**Stated task**
Reproduce the listing below without any change.

Entries taken from a collection
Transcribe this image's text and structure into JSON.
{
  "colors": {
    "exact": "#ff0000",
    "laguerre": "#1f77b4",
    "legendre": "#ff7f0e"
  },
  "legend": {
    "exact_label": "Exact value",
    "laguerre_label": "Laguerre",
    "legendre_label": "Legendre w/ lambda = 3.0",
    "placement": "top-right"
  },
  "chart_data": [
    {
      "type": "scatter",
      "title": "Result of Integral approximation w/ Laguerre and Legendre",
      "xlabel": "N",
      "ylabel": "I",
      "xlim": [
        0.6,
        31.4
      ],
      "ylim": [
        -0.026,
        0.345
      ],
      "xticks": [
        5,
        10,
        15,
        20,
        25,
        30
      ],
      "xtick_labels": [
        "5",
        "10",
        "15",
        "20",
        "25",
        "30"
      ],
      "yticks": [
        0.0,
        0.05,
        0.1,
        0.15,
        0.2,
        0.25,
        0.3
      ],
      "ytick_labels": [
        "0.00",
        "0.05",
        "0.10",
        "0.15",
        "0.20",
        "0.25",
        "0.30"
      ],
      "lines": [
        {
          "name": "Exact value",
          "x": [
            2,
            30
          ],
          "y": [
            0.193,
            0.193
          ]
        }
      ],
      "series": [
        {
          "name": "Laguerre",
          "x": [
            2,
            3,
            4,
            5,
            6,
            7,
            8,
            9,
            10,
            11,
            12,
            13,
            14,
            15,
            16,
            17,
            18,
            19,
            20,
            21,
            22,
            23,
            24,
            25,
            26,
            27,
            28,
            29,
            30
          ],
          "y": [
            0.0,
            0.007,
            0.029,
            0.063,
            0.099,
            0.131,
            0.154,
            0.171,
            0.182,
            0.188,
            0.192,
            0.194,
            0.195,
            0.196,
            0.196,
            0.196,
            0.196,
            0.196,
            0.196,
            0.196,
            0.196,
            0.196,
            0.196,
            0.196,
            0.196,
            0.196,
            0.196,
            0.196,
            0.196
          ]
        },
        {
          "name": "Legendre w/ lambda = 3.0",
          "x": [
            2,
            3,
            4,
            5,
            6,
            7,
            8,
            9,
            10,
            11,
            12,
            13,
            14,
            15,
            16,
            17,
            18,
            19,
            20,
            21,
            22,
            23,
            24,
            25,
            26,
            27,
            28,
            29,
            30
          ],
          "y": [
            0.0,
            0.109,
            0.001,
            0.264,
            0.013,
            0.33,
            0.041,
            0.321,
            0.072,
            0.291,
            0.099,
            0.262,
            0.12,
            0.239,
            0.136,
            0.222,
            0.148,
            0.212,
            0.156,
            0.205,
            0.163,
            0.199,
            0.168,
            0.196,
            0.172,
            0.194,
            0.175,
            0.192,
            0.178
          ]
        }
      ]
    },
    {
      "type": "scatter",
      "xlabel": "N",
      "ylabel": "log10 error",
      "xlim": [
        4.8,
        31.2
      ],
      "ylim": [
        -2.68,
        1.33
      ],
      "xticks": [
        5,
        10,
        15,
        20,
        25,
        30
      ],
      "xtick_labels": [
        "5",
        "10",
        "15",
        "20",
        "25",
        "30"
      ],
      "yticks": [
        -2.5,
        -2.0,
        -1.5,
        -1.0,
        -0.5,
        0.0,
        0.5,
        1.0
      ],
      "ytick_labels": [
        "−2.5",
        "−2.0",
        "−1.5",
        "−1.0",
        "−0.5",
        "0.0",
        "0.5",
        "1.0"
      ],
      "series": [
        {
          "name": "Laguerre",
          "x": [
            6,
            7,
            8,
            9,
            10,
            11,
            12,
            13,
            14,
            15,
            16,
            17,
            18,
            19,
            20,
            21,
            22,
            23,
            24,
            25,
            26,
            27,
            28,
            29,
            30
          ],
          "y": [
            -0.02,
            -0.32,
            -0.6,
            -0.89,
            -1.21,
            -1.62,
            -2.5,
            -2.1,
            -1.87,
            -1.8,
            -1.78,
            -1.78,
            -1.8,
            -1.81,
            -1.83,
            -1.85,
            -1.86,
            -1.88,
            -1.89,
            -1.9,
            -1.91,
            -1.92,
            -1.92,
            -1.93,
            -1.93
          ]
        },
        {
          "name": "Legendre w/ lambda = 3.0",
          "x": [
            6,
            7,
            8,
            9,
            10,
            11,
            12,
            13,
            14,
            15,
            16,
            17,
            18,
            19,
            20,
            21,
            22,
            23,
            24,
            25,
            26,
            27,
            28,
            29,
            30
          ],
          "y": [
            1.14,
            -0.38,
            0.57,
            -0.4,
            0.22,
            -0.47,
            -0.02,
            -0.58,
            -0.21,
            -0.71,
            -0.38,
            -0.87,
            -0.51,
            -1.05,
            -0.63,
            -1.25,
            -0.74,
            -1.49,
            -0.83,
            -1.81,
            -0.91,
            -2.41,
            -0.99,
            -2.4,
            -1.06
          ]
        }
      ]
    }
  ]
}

**Solved exercise**
Transcribe this image's text and structure into JSON.
{
  "colors": {
    "exact": "#ff0000",
    "laguerre": "#1f77b4",
    "legendre": "#ff7f0e"
  },
  "legend": {
    "exact_label": "Exact value",
    "laguerre_label": "Laguerre",
    "legendre_label": "Legendre w/ lambda = 3.0",
    "placement": "top-right"
  },
  "chart_data": [
    {
      "type": "scatter",
      "title": "Result of Integral approximation w/ Laguerre and Legendre",
      "xlabel": "N",
      "ylabel": "I",
      "xlim": [
        0.6,
        31.4
      ],
      "ylim": [
        -0.026,
        0.345
      ],
      "xticks": [
        5,
        10,
        15,
        20,
        25,
        30
      ],
      "xtick_labels": [
        "5",
        "10",
        "15",
        "20",
        "25",
        "30"
      ],
      "yticks": [
        0.0,
        0.05,
        0.1,
        0.15,
        0.2,
        0.25,
        0.3
      ],
      "ytick_labels": [
        "0.00",
        "0.05",
        "0.10",
        "0.15",
        "0.20",
        "0.25",
        "0.30"
      ],
      "lines": [
        {
          "name": "Exact value",
          "x": [
            2,
            30
          ],
          "y": [
            0.193,
            0.193
          ]
        }
      ],
      "series": [
        {
          "name": "Laguerre",
          "x": [
            2,
            3,
            4,
            5,
            6,
            7,
            8,
            9,
            10,
            11,
            12,
            13,
            14,
            15,
            16,
            17,
            18,
            19,
            20,
            21,
            22,
            23,
            24,
            25,
            26,
            27,
            28,
            29,
            30
          ],
          "y": [
            0.0,
            0.007,
            0.029,
            0.063,
            0.099,
            0.131,
            0.154,
            0.171,
            0.182,
            0.188,
            0.192,
            0.194,
            0.195,
            0.196,
            0.196,
            0.196,
            0.196,
            0.196,
            0.196,
            0.196,
            0.196,
            0.196,
            0.196,
            0.196,
            0.196,
            0.196,
            0.196,
            0.196,
            0.196
          ]
        },
        {
          "name": "Legendre w/ lambda = 3.0",
          "x": [
            2,
            3,
            4,
            5,
            6,
            7,
            8,
            9,
            10,
            11,
            12,
            13,
            14,
            15,
            16,
            17,
            18,
            19,
            20,
            21,
            22,
            23,
            24,
            25,
            26,
            27,
            28,
            29,
            30
          ],
          "y": [
            0.0,
            0.109,
            0.001,
            0.264,
            0.013,
            0.33,
            0.041,
            0.321,
            0.072,
            0.291,
            0.099,
            0.262,
            0.12,
            0.239,
            0.136,
            0.222,
            0.148,
            0.212,
            0.156,
            0.205,
            0.163,
            0.199,
            0.168,
            0.196,
            0.172,
            0.194,
            0.175,
            0.192,
            0.178
          ]
        }
      ]
    },
    {
      "type": "scatter",
      "xlabel": "N",
      "ylabel": "log10 error",
      "xlim": [
        4.8,
        31.2
      ],
      "ylim": [
        -2.68,
        1.33
      ],
      "xticks": [
        5,
        10,
        15,
        20,
        25,
        30
      ],
      "xtick_labels": [
        "5",
        "10",
        "15",
        "20",
        "25",
        "30"
      ],
      "yticks": [
        -2.5,
        -2.0,
        -1.5,
        -1.0,
        -0.5,
        0.0,
        0.5,
        1.0
      ],
      "ytick_labels": [
        "−2.5",
        "−2.0",
        "−1.5",
        "−1.0",
        "−0.5",
        "0.0",
        "0.5",
        "1.0"
      ],
      "series": [
        {
          "name": "Laguerre",
          "x": [
            6,
            7,
            8,
            9,
            10,
            11,
            12,
            13,
            14,
            15,
            16,
            17,
            18,
            19,
            20,
            21,
            22,
            23,
            24,
            25,
            26,
            27,
            28,
            29,
            30
          ],
          "y": [
            -0.02,
            -0.32,
            -0.6,
            -0.89,
            -1.21,
            -1.62,
            -2.5,
            -2.1,
            -1.87,
            -1.8,
            -1.78,
            -1.78,
            -1.8,
            -1.81,
            -1.83,
            -1.85,
            -1.86,
            -1.88,
            -1.89,
            -1.9,
            -1.91,
            -1.92,
            -1.92,
            -1.93,
            -1.93
          ]
        },
        {
          "name": "Legendre w/ lambda = 3.0",
          "x": [
            6,
            7,
            8,
            9,
            10,
            11,
            12,
            13,
            14,
            15,
            16,
            17,
            18,
            19,
            20,
            21,
            22,
            23,
            24,
            25,
            26,
            27,
            28,
            29,
            30
          ],
          "y": [
            1.14,
            -0.38,
            0.57,
            -0.4,
            0.22,
            -0.47,
            -0.02,
            -0.58,
            -0.21,
            -0.71,
            -0.38,
            -0.87,
            -0.51,
            -1.05,
            -0.63,
            -1.25,
            -0.74,
            -1.49,
            -0.83,
            -1.81,
            -0.91,
            -2.41,
            -0.99,
            -2.4,
            -1.06
          ]
        }
      ]
    }
  ]
}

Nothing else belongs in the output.